> [PROBLEM]: Each record below is to be reproduced without any change.

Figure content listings
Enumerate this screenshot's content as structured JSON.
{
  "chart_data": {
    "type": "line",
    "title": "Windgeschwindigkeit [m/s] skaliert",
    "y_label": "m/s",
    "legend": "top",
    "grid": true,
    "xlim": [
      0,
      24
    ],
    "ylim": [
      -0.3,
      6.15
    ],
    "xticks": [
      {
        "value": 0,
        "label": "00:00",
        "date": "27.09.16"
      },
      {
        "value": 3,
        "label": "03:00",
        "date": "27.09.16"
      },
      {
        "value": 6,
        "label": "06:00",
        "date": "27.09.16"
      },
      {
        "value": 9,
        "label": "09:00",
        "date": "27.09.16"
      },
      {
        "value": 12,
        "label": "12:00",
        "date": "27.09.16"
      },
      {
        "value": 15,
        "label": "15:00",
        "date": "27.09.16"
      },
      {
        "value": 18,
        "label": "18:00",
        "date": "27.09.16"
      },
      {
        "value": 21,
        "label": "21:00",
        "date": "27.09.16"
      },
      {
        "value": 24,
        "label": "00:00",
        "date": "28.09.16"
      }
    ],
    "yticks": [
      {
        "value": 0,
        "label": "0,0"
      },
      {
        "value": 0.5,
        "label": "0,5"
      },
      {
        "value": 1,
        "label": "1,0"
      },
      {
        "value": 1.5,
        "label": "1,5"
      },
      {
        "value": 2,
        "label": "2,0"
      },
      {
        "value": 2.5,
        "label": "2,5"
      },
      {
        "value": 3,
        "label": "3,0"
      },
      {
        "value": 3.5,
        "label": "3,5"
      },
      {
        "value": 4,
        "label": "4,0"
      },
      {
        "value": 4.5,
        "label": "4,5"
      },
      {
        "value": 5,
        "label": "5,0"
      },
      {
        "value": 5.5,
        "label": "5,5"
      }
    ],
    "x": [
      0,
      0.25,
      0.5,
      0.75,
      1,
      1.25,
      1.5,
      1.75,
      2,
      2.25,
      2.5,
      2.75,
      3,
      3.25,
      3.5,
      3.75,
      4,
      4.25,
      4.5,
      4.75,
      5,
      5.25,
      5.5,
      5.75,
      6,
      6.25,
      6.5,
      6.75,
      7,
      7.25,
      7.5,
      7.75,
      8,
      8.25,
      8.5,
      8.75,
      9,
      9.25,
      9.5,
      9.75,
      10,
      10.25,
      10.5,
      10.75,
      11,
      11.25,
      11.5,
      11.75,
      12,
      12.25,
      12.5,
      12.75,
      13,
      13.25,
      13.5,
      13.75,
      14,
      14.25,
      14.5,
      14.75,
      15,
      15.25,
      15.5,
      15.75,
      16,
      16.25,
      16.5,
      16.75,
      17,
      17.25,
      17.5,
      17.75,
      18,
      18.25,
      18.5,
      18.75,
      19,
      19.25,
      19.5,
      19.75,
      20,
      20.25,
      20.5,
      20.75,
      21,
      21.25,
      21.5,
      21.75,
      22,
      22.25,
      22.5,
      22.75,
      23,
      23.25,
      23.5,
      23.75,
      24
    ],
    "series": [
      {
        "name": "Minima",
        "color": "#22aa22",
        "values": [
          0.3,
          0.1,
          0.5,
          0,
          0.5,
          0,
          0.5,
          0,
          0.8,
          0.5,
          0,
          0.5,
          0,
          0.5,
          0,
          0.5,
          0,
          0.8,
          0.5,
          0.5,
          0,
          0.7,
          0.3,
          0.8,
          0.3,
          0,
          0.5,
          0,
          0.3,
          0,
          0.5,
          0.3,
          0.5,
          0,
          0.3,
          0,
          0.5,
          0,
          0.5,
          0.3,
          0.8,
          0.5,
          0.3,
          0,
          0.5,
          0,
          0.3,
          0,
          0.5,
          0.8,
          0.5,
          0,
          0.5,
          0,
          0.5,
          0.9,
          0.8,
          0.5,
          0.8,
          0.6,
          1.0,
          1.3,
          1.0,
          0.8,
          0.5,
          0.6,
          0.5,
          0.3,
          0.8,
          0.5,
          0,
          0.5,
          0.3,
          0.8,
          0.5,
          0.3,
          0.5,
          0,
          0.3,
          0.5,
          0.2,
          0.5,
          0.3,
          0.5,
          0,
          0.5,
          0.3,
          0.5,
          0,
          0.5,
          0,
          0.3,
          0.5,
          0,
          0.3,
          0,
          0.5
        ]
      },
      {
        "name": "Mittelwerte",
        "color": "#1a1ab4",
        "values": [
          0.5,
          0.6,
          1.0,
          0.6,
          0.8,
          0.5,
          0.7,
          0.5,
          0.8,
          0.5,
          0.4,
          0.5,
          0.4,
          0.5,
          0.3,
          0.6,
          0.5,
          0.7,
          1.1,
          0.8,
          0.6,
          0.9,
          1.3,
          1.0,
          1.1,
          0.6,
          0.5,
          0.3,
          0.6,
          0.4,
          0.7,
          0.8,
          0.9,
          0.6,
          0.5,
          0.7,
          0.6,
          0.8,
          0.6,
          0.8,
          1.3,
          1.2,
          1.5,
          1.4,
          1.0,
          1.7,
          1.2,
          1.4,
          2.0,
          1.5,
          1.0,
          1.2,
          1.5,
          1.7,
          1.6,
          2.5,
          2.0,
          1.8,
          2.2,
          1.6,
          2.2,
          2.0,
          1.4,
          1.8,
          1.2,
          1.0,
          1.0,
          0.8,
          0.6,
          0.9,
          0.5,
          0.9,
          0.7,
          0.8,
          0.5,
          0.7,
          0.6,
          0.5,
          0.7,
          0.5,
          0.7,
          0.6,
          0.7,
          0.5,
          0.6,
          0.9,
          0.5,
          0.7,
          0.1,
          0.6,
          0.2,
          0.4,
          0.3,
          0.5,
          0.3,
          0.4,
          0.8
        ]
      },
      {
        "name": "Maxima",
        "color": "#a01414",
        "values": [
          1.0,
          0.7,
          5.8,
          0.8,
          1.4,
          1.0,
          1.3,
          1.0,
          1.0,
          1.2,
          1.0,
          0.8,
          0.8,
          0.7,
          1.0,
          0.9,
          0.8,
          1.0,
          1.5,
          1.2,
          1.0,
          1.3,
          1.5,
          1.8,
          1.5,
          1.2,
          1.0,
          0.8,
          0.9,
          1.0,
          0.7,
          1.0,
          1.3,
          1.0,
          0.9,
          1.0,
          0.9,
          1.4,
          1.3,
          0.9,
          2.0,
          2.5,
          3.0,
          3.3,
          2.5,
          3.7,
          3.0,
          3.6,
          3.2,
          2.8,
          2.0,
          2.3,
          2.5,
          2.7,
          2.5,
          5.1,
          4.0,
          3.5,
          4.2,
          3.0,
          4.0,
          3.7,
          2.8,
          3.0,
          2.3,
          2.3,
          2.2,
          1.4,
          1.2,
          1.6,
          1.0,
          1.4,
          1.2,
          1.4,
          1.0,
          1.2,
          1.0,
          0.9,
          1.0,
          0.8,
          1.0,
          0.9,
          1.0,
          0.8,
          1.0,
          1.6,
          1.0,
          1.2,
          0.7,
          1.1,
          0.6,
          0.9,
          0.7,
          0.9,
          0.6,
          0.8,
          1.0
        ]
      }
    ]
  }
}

> [WRITTEN SOLUTION]:
Enumerate this screenshot's content as structured JSON.
{
  "chart_data": {
    "type": "line",
    "title": "Windgeschwindigkeit [m/s] skaliert",
    "y_label": "m/s",
    "legend": "top",
    "grid": true,
    "xlim": [
      0,
      24
    ],
    "ylim": [
      -0.3,
      6.15
    ],
    "xticks": [
      {
        "value": 0,
        "label": "00:00",
        "date": "27.09.16"
      },
      {
        "value": 3,
        "label": "03:00",
        "date": "27.09.16"
      },
      {
        "value": 6,
        "label": "06:00",
        "date": "27.09.16"
      },
      {
        "value": 9,
        "label": "09:00",
        "date": "27.09.16"
      },
      {
        "value": 12,
        "label": "12:00",
        "date": "27.09.16"
      },
      {
        "value": 15,
        "label": "15:00",
        "date": "27.09.16"
      },
      {
        "value": 18,
        "label": "18:00",
        "date": "27.09.16"
      },
      {
        "value": 21,
        "label": "21:00",
        "date": "27.09.16"
      },
      {
        "value": 24,
        "label": "00:00",
        "date": "28.09.16"
      }
    ],
    "yticks": [
      {
        "value": 0,
        "label": "0,0"
      },
      {
        "value": 0.5,
        "label": "0,5"
      },
      {
        "value": 1,
        "label": "1,0"
      },
      {
        "value": 1.5,
        "label": "1,5"
      },
      {
        "value": 2,
        "label": "2,0"
      },
      {
        "value": 2.5,
        "label": "2,5"
      },
      {
        "value": 3,
        "label": "3,0"
      },
      {
        "value": 3.5,
        "label": "3,5"
      },
      {
        "value": 4,
        "label": "4,0"
      },
      {
        "value": 4.5,
        "label": "4,5"
      },
      {
        "value": 5,
        "label": "5,0"
      },
      {
        "value": 5.5,
        "label": "5,5"
      }
    ],
    "x": [
      0,
      0.25,
      0.5,
      0.75,
      1,
      1.25,
      1.5,
      1.75,
      2,
      2.25,
      2.5,
      2.75,
      3,
      3.25,
      3.5,
      3.75,
      4,
      4.25,
      4.5,
      4.75,
      5,
      5.25,
      5.5,
      5.75,
      6,
      6.25,
      6.5,
      6.75,
      7,
      7.25,
      7.5,
      7.75,
      8,
      8.25,
      8.5,
      8.75,
      9,
      9.25,
      9.5,
      9.75,
      10,
      10.25,
      10.5,
      10.75,
      11,
      11.25,
      11.5,
      11.75,
      12,
      12.25,
      12.5,
      12.75,
      13,
      13.25,
      13.5,
      13.75,
      14,
      14.25,
      14.5,
      14.75,
      15,
      15.25,
      15.5,
      15.75,
      16,
      16.25,
      16.5,
      16.75,
      17,
      17.25,
      17.5,
      17.75,
      18,
      18.25,
      18.5,
      18.75,
      19,
      19.25,
      19.5,
      19.75,
      20,
      20.25,
      20.5,
      20.75,
      21,
      21.25,
      21.5,
      21.75,
      22,
      22.25,
      22.5,
      22.75,
      23,
      23.25,
      23.5,
      23.75,
      24
    ],
    "series": [
      {
        "name": "Minima",
        "color": "#22aa22",
        "values": [
          0.3,
          0.1,
          0.5,
          0,
          0.5,
          0,
          0.5,
          0,
          0.8,
          0.5,
          0,
          0.5,
          0,
          0.5,
          0,
          0.5,
          0,
          0.8,
          0.5,
          0.5,
          0,
          0.7,
          0.3,
          0.8,
          0.3,
          0,
          0.5,
          0,
          0.3,
          0,
          0.5,
          0.3,
          0.5,
          0,
          0.3,
          0,
          0.5,
          0,
          0.5,
          0.3,
          0.8,
          0.5,
          0.3,
          0,
          0.5,
          0,
          0.3,
          0,
          0.5,
          0.8,
          0.5,
          0,
          0.5,
          0,
          0.5,
          0.9,
          0.8,
          0.5,
          0.8,
          0.6,
          1.0,
          1.3,
          1.0,
          0.8,
          0.5,
          0.6,
          0.5,
          0.3,
          0.8,
          0.5,
          0,
          0.5,
          0.3,
          0.8,
          0.5,
          0.3,
          0.5,
          0,
          0.3,
          0.5,
          0.2,
          0.5,
          0.3,
          0.5,
          0,
          0.5,
          0.3,
          0.5,
          0,
          0.5,
          0,
          0.3,
          0.5,
          0,
          0.3,
          0,
          0.5
        ]
      },
      {
        "name": "Mittelwerte",
        "color": "#1a1ab4",
        "values": [
          0.5,
          0.6,
          1.0,
          0.6,
          0.8,
          0.5,
          0.7,
          0.5,
          0.8,
          0.5,
          0.4,
          0.5,
          0.4,
          0.5,
          0.3,
          0.6,
          0.5,
          0.7,
          1.1,
          0.8,
          0.6,
          0.9,
          1.3,
          1.0,
          1.1,
          0.6,
          0.5,
          0.3,
          0.6,
          0.4,
          0.7,
          0.8,
          0.9,
          0.6,
          0.5,
          0.7,
          0.6,
          0.8,
          0.6,
          0.8,
          1.3,
          1.2,
          1.5,
          1.4,
          1.0,
          1.7,
          1.2,
          1.4,
          2.0,
          1.5,
          1.0,
          1.2,
          1.5,
          1.7,
          1.6,
          2.5,
          2.0,
          1.8,
          2.2,
          1.6,
          2.2,
          2.0,
          1.4,
          1.8,
          1.2,
          1.0,
          1.0,
          0.8,
          0.6,
          0.9,
          0.5,
          0.9,
          0.7,
          0.8,
          0.5,
          0.7,
          0.6,
          0.5,
          0.7,
          0.5,
          0.7,
          0.6,
          0.7,
          0.5,
          0.6,
          0.9,
          0.5,
          0.7,
          0.1,
          0.6,
          0.2,
          0.4,
          0.3,
          0.5,
          0.3,
          0.4,
          0.8
        ]
      },
      {
        "name": "Maxima",
        "color": "#a01414",
        "values": [
          1.0,
          0.7,
          5.8,
          0.8,
          1.4,
          1.0,
          1.3,
          1.0,
          1.0,
          1.2,
          1.0,
          0.8,
          0.8,
          0.7,
          1.0,
          0.9,
          0.8,
          1.0,
          1.5,
          1.2,
          1.0,
          1.3,
          1.5,
          1.8,
          1.5,
          1.2,
          1.0,
          0.8,
          0.9,
          1.0,
          0.7,
          1.0,
          1.3,
          1.0,
          0.9,
          1.0,
          0.9,
          1.4,
          1.3,
          0.9,
          2.0,
          2.5,
          3.0,
          3.3,
          2.5,
          3.7,
          3.0,
          3.6,
          3.2,
          2.8,
          2.0,
          2.3,
          2.5,
          2.7,
          2.5,
          5.1,
          4.0,
          3.5,
          4.2,
          3.0,
          4.0,
          3.7,
          2.8,
          3.0,
          2.3,
          2.3,
          2.2,
          1.4,
          1.2,
          1.6,
          1.0,
          1.4,
          1.2,
          1.4,
          1.0,
          1.2,
          1.0,
          0.9,
          1.0,
          0.8,
          1.0,
          0.9,
          1.0,
          0.8,
          1.0,
          1.6,
          1.0,
          1.2,
          0.7,
          1.1,
          0.6,
          0.9,
          0.7,
          0.9,
          0.6,
          0.8,
          1.0
        ]
      }
    ]
  }
}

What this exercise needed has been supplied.